Pull out from the material below all lines with "moskiewskie".

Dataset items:

start

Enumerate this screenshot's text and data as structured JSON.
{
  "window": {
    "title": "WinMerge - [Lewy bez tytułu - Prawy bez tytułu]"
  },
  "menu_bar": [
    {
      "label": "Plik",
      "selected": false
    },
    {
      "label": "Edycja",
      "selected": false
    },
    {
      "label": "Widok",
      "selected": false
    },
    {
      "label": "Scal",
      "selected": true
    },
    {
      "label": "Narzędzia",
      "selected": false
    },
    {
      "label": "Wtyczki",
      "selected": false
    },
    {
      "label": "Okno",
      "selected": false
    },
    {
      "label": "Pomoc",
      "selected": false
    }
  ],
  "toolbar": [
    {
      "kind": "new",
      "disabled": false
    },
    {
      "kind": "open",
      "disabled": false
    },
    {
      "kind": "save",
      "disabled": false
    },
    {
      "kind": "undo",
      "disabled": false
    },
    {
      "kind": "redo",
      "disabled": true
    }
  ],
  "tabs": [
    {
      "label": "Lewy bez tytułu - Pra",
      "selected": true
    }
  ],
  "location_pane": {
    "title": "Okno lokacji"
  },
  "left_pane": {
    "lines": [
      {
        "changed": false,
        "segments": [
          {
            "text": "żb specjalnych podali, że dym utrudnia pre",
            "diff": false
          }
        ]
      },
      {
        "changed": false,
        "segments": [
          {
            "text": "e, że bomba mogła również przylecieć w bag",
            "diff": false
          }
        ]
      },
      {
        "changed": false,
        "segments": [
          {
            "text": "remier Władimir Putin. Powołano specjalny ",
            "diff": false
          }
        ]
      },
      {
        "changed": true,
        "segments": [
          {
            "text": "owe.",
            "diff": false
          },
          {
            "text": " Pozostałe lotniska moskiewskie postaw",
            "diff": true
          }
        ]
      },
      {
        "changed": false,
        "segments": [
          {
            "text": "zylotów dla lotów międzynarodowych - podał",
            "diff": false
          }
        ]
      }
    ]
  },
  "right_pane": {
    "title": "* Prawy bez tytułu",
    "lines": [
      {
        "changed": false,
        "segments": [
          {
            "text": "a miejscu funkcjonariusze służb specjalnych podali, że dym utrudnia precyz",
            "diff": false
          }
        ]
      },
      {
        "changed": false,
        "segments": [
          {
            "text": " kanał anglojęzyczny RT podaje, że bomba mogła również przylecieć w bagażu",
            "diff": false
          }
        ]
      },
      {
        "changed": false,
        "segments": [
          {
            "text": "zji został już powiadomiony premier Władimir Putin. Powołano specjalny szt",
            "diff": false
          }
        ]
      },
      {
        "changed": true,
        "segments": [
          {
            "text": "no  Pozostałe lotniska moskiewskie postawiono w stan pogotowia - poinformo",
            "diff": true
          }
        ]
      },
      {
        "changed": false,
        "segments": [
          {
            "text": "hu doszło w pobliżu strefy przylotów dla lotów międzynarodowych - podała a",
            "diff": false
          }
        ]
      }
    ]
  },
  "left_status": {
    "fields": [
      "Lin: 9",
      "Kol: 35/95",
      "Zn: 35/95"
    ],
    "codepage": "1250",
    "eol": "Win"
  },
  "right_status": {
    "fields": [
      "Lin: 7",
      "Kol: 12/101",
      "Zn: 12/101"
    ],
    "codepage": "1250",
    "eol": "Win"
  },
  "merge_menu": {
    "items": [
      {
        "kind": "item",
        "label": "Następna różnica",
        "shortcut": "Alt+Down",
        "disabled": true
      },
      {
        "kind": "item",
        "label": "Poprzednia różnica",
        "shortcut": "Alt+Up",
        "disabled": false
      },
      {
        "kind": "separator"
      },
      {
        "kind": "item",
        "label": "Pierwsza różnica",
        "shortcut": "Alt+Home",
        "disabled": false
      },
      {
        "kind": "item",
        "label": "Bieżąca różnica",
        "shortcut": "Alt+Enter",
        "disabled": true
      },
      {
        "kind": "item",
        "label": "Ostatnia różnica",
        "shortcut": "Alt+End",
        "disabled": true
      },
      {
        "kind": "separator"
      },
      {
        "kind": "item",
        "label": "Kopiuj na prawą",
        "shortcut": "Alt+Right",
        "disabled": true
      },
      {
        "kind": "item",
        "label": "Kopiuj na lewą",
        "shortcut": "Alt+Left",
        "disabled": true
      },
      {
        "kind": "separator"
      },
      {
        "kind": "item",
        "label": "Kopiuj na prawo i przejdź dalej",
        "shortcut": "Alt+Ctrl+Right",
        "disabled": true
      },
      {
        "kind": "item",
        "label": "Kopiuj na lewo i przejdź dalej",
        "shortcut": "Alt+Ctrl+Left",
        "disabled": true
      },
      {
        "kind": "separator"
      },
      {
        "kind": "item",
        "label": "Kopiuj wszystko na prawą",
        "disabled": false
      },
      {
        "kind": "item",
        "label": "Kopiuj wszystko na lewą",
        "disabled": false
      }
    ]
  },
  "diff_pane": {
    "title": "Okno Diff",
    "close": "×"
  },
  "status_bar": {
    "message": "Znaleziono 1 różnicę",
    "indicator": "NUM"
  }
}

end

_Correct output:_
            "text": " Pozostałe lotniska moskiewskie postaw",
            "text": "no  Pozostałe lotniska moskiewskie postawiono w stan pogotowia - poinformo",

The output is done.